> [Stated problem]: For the data below, report only the number of lines containing the string "teach".

> [Data for processing]:
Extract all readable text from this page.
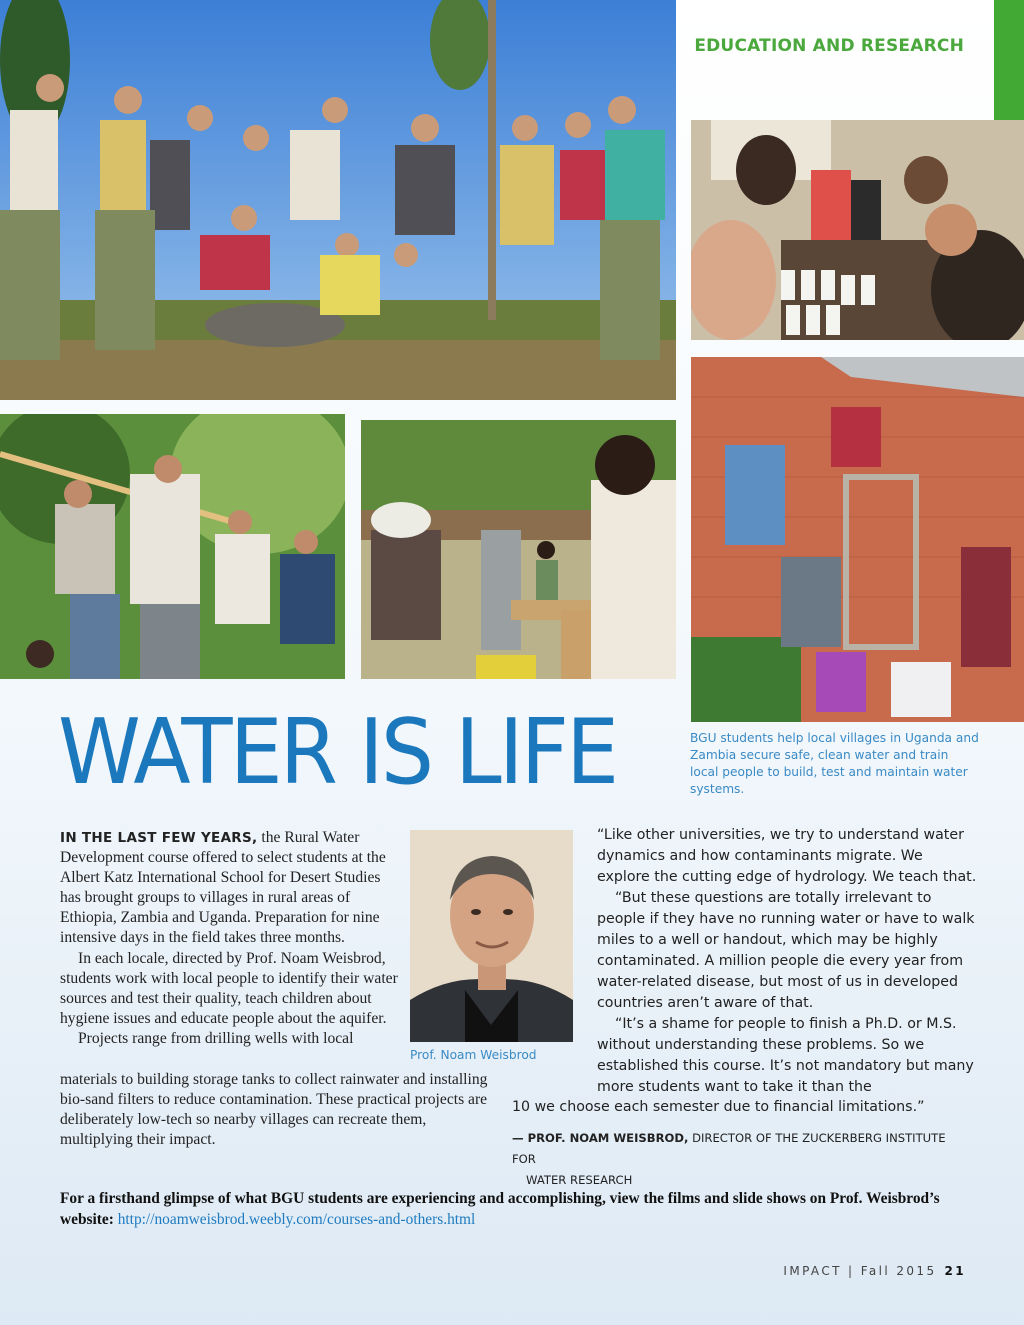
EDUCATION AND RESEARCH
WATER IS LIFE	BGU students help local villages in Uganda and Zambia secure safe, clean water and train local people to build, test and maintain water systems.

IN THE LAST FEW YEARS, the Rural Water Development course offered to select students at the Albert Katz International School for Desert Studies has brought groups to villages in rural areas of Ethiopia, Zambia and Uganda. Preparation for nine intensive days in the field takes three months.

In each locale, directed by Prof. Noam Weisbrod, students work with local people to identify their water sources and test their quality, teach children about hygiene issues and educate people about the aquifer.

Projects range from drilling wells with local

materials to building storage tanks to collect rainwater and installing bio-sand filters to reduce contamination. These practical projects are deliberately low-tech so nearby villages can recreate them, multiplying their impact.

Prof. Noam Weisbrod

“Like other universities, we try to understand water dynamics and how contaminants migrate. We explore the cutting edge of hydrology. We teach that.

“But these questions are totally irrelevant to people if they have no running water or have to walk miles to a well or handout, which may be highly contaminated. A million people die every year from water-related disease, but most of us in developed countries aren’t aware of that.

“It’s a shame for people to finish a Ph.D. or M.S. without understanding these problems. So we established this course. It’s not mandatory but many more students want to take it than the

10 we choose each semester due to financial limitations.”
— PROF. NOAM WEISBROD, DIRECTOR OF THE ZUCKERBERG INSTITUTE FOR
WATER RESEARCH
For a firsthand glimpse of what BGU students are experiencing and accomplishing, view the films and slide shows on Prof. Weisbrod’s website: http://noamweisbrod.weebly.com/courses-and-others.html
IMPACT | Fall 2015 21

> [Full answer]: 2